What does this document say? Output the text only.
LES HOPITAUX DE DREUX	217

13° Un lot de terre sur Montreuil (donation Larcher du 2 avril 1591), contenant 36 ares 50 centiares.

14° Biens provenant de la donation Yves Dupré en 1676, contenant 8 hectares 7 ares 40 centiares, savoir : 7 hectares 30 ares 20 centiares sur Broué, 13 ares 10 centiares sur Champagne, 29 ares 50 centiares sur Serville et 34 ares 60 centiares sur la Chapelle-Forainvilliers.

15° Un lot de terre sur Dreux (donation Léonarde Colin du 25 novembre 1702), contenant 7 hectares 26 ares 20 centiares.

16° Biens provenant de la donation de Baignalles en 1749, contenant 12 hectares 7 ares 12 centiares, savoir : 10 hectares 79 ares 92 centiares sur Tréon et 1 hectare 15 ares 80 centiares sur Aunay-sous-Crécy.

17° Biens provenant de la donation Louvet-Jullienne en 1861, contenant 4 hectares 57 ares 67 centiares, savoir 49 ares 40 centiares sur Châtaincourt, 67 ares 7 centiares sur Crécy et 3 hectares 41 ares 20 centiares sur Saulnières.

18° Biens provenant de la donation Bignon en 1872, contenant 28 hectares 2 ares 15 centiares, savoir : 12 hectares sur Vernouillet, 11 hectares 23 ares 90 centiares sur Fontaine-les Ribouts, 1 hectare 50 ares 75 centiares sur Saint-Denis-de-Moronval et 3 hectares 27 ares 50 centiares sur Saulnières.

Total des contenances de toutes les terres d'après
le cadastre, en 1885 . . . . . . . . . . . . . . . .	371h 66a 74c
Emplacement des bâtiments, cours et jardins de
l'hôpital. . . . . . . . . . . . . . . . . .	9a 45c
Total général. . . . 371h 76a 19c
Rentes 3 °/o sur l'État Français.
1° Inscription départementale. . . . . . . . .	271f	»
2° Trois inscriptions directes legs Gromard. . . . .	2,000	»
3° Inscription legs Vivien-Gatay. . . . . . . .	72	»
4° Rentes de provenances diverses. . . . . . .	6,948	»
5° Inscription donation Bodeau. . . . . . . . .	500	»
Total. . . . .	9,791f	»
::::::::::
#### Written task
Copy every line that includes the string "hectares" from the material above.

#### Solution for this exercise
14° Biens provenant de la donation Yves Dupré en 1676, contenant 8 hectares 7 ares 40 centiares, savoir : 7 hectares 30 ares 20 centiares sur Broué, 13 ares 10 centiares sur Champagne, 29 ares 50 centiares sur Serville et 34 ares 60 centiares sur la Chapelle-Forainvilliers.
15° Un lot de terre sur Dreux (donation Léonarde Colin du 25 novembre 1702), contenant 7 hectares 26 ares 20 centiares.
16° Biens provenant de la donation de Baignalles en 1749, contenant 12 hectares 7 ares 12 centiares, savoir : 10 hectares 79 ares 92 centiares sur Tréon et 1 hectare 15 ares 80 centiares sur Aunay-sous-Crécy.
17° Biens provenant de la donation Louvet-Jullienne en 1861, contenant 4 hectares 57 ares 67 centiares, savoir 49 ares 40 centiares sur Châtaincourt, 67 ares 7 centiares sur Crécy et 3 hectares 41 ares 20 centiares sur Saulnières.
18° Biens provenant de la donation Bignon en 1872, contenant 28 hectares 2 ares 15 centiares, savoir : 12 hectares sur Vernouillet, 11 hectares 23 ares 90 centiares sur Fontaine-les Ribouts, 1 hectare 50 ares 75 centiares sur Saint-Denis-de-Moronval et 3 hectares 27 ares 50 centiares sur Saulnières.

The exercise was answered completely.